* BEGIN Stored records *
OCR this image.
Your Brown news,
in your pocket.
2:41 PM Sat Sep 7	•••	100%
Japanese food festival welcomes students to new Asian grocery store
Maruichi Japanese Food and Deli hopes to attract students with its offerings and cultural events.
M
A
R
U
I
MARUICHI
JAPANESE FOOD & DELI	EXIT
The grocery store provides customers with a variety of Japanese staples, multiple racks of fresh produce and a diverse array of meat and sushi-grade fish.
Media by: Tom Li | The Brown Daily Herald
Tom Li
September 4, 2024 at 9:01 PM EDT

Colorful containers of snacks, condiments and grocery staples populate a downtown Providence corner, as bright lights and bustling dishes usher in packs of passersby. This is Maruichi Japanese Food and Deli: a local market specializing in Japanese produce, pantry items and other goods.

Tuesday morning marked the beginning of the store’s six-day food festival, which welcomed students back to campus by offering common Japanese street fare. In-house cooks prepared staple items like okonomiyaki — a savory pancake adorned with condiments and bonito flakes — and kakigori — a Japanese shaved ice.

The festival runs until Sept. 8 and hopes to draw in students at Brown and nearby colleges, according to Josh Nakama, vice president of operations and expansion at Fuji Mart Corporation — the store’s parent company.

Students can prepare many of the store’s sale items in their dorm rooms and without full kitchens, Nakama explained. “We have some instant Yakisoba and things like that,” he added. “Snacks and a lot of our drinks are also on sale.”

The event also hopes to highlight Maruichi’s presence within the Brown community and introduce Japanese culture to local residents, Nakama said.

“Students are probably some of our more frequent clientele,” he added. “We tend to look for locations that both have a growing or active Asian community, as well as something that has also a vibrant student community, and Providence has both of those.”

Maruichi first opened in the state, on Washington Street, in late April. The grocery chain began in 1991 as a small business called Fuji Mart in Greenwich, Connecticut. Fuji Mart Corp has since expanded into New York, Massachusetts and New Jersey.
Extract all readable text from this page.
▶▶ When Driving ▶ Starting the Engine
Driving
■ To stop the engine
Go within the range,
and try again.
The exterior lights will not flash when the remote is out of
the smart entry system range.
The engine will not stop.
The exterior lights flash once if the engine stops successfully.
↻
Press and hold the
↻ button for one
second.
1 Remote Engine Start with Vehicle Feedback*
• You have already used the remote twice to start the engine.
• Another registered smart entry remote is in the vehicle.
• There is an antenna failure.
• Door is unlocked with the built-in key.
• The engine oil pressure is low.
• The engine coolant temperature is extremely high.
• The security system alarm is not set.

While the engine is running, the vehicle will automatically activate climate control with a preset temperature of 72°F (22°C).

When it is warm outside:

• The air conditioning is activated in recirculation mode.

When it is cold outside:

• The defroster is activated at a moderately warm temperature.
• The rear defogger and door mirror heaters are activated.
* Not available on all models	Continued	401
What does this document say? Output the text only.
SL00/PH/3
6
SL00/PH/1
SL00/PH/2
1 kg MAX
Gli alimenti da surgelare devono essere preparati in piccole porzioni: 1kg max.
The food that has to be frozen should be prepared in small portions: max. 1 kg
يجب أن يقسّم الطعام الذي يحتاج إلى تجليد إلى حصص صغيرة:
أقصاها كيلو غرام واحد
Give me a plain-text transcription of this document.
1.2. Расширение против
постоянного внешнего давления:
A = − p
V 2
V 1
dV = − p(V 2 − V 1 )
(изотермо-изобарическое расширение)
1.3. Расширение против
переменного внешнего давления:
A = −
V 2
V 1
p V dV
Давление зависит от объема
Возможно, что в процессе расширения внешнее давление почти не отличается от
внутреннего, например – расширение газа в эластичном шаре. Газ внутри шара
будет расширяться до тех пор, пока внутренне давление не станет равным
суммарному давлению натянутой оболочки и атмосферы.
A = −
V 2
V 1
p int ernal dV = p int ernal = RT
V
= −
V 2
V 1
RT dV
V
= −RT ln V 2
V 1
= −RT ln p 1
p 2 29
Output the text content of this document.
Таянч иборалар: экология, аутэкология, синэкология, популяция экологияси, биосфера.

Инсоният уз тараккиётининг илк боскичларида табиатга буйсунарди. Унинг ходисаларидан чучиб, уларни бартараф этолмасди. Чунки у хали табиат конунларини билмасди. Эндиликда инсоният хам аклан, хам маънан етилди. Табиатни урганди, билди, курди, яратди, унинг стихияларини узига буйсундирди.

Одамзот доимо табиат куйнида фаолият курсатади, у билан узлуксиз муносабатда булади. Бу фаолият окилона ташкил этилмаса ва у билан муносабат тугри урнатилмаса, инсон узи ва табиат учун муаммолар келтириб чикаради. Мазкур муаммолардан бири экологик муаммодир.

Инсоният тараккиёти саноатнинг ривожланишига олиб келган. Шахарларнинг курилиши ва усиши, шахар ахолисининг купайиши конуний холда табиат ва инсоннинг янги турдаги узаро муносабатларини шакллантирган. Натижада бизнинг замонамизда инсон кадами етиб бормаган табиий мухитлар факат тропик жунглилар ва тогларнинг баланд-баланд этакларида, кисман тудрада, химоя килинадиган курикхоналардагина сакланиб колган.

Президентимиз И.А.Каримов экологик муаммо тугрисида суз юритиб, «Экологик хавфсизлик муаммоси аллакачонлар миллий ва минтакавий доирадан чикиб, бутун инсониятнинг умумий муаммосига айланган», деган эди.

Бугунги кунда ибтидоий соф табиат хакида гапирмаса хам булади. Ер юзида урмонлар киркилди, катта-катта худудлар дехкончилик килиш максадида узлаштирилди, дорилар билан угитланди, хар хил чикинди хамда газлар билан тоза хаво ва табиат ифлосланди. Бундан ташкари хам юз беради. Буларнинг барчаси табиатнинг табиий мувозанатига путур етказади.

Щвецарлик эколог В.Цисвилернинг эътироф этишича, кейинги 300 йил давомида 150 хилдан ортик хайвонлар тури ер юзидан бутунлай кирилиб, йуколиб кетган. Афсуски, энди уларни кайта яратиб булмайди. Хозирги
* END Stored records *
Short task:
In the listing, find every line containing the word "system" and list it.

The answer:
the smart entry system range.
• The security system alarm is not set.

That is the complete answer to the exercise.